EXERCISE: Read the records and write them out again exactly.

* begin *

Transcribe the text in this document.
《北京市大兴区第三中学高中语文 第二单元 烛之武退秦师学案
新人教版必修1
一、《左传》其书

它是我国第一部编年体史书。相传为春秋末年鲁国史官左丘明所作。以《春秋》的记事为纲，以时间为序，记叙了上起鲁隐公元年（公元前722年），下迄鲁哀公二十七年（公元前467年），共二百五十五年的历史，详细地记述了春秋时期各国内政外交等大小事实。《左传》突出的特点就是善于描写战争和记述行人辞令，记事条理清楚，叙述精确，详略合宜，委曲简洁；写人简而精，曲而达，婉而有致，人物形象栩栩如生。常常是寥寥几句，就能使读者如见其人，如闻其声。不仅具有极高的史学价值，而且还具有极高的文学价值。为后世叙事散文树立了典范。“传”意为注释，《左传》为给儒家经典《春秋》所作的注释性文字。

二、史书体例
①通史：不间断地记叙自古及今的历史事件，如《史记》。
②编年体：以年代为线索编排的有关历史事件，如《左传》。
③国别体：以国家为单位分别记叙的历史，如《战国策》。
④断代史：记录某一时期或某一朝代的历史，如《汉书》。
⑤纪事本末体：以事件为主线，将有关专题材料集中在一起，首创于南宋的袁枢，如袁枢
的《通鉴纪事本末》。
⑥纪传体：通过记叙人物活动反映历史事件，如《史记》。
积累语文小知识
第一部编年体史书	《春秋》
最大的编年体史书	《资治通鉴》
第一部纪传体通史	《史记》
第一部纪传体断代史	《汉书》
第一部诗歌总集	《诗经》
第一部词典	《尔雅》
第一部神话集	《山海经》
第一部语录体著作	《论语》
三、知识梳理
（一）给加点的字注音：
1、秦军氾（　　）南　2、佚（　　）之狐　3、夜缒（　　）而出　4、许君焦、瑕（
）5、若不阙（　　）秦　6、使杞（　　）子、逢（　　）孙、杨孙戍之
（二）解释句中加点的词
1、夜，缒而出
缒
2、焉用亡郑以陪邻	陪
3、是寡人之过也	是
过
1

* end *

TASK OUTPUT:
Transcribe the text in this document.
《北京市大兴区第三中学高中语文 第二单元 烛之武退秦师学案
新人教版必修1
一、《左传》其书

它是我国第一部编年体史书。相传为春秋末年鲁国史官左丘明所作。以《春秋》的记事为纲，以时间为序，记叙了上起鲁隐公元年（公元前722年），下迄鲁哀公二十七年（公元前467年），共二百五十五年的历史，详细地记述了春秋时期各国内政外交等大小事实。《左传》突出的特点就是善于描写战争和记述行人辞令，记事条理清楚，叙述精确，详略合宜，委曲简洁；写人简而精，曲而达，婉而有致，人物形象栩栩如生。常常是寥寥几句，就能使读者如见其人，如闻其声。不仅具有极高的史学价值，而且还具有极高的文学价值。为后世叙事散文树立了典范。“传”意为注释，《左传》为给儒家经典《春秋》所作的注释性文字。

二、史书体例
①通史：不间断地记叙自古及今的历史事件，如《史记》。
②编年体：以年代为线索编排的有关历史事件，如《左传》。
③国别体：以国家为单位分别记叙的历史，如《战国策》。
④断代史：记录某一时期或某一朝代的历史，如《汉书》。
⑤纪事本末体：以事件为主线，将有关专题材料集中在一起，首创于南宋的袁枢，如袁枢
的《通鉴纪事本末》。
⑥纪传体：通过记叙人物活动反映历史事件，如《史记》。
积累语文小知识
第一部编年体史书	《春秋》
最大的编年体史书	《资治通鉴》
第一部纪传体通史	《史记》
第一部纪传体断代史	《汉书》
第一部诗歌总集	《诗经》
第一部词典	《尔雅》
第一部神话集	《山海经》
第一部语录体著作	《论语》
三、知识梳理
（一）给加点的字注音：
1、秦军氾（　　）南　2、佚（　　）之狐　3、夜缒（　　）而出　4、许君焦、瑕（
）5、若不阙（　　）秦　6、使杞（　　）子、逢（　　）孙、杨孙戍之
（二）解释句中加点的词
1、夜，缒而出
缒
2、焉用亡郑以陪邻	陪
3、是寡人之过也	是
过
1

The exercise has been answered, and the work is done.